What is asked:
Pick out every line of the entries below where "color" occurs, and copy those lines.
-- Start of Provided information --
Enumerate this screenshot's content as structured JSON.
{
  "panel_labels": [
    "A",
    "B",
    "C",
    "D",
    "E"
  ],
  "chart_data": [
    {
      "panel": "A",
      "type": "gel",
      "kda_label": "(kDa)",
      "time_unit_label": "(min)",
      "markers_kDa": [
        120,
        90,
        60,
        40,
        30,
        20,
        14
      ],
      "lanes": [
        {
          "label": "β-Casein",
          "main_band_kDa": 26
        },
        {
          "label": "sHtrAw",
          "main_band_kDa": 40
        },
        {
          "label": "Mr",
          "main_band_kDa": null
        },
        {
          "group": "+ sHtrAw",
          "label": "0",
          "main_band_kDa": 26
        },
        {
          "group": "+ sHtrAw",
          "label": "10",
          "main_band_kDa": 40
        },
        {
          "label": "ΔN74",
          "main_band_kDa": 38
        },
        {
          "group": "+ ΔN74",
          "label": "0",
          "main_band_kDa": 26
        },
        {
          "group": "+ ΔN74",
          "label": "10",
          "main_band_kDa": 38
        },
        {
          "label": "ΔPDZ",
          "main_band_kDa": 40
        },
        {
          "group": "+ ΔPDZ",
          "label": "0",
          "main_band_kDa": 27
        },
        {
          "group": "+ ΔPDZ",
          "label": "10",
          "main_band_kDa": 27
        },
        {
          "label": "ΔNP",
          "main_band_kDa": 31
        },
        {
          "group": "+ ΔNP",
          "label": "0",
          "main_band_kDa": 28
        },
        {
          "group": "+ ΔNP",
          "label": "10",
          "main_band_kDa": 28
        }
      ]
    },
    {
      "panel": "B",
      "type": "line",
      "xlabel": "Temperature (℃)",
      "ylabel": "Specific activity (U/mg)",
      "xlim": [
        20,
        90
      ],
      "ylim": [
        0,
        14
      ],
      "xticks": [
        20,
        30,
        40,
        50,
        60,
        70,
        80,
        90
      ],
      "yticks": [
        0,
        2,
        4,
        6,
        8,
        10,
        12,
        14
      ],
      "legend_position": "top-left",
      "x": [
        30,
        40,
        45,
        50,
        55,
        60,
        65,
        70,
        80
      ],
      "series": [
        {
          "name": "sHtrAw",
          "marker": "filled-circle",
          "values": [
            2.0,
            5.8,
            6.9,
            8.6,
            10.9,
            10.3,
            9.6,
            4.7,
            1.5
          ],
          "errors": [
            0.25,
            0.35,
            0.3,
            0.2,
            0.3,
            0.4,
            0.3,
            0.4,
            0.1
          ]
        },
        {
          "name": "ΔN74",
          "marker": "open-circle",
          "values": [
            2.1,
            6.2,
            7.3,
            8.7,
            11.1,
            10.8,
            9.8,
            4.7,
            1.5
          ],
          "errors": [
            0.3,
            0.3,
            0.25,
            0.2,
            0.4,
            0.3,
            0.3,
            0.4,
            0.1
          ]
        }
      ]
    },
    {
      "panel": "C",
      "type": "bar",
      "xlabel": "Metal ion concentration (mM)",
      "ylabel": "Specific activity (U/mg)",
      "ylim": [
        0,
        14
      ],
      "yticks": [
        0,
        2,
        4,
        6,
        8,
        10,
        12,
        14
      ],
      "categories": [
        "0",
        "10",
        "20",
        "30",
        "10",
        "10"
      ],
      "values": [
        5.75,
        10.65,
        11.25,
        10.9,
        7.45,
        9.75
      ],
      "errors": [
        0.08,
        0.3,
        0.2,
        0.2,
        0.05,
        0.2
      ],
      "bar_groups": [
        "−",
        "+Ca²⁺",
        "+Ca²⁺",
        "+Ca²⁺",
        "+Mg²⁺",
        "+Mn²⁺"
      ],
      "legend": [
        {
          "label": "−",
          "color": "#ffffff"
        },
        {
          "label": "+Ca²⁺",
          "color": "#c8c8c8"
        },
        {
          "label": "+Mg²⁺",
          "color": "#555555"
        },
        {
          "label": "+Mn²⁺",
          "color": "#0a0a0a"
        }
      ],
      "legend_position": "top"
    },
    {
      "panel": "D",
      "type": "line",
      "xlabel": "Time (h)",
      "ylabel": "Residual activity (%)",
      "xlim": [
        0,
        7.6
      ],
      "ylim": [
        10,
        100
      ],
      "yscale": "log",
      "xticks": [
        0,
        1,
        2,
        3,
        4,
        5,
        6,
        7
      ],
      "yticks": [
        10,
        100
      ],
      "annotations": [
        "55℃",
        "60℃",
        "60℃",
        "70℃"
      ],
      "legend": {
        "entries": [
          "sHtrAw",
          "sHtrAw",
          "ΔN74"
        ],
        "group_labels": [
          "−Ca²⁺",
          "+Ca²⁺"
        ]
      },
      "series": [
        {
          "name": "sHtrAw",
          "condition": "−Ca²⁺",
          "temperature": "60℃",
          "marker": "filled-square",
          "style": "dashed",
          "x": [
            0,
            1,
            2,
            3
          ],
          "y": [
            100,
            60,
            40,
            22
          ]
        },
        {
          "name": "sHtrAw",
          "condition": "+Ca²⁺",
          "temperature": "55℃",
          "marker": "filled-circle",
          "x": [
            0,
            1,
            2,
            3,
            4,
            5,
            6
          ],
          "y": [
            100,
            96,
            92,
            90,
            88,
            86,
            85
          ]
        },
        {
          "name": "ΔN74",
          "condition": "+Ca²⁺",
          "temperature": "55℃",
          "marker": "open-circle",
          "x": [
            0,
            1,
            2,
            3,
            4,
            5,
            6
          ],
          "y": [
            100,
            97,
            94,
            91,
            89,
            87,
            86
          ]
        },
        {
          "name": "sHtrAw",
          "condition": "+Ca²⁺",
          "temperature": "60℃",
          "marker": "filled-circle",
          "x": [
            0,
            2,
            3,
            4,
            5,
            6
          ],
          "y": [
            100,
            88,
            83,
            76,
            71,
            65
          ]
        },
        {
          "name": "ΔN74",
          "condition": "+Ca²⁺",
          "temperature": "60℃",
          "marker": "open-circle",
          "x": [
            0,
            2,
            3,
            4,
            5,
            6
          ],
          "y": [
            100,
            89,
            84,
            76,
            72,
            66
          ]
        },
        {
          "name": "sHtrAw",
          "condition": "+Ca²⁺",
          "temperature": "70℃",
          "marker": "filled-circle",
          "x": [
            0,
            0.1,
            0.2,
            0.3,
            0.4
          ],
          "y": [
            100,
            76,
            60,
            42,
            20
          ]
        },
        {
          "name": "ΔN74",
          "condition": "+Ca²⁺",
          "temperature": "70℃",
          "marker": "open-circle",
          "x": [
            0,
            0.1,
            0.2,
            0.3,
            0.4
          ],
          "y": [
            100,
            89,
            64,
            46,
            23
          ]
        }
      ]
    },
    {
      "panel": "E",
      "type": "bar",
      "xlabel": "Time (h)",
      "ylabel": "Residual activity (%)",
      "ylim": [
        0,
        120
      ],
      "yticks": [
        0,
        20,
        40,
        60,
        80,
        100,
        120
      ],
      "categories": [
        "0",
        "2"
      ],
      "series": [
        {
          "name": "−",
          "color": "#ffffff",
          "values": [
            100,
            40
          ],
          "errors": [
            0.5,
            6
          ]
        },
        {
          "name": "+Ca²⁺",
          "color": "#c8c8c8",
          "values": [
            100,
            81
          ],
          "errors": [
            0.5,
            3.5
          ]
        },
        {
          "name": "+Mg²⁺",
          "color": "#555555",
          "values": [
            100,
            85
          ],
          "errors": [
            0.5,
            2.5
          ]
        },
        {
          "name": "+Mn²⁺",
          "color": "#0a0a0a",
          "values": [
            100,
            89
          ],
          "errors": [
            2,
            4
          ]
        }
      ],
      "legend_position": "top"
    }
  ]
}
-- End of Provided information --
Result of this exercise:
          "color": "#ffffff"
          "color": "#c8c8c8"
          "color": "#555555"
          "color": "#0a0a0a"
          "color": "#ffffff",
          "color": "#c8c8c8",
          "color": "#555555",
          "color": "#0a0a0a",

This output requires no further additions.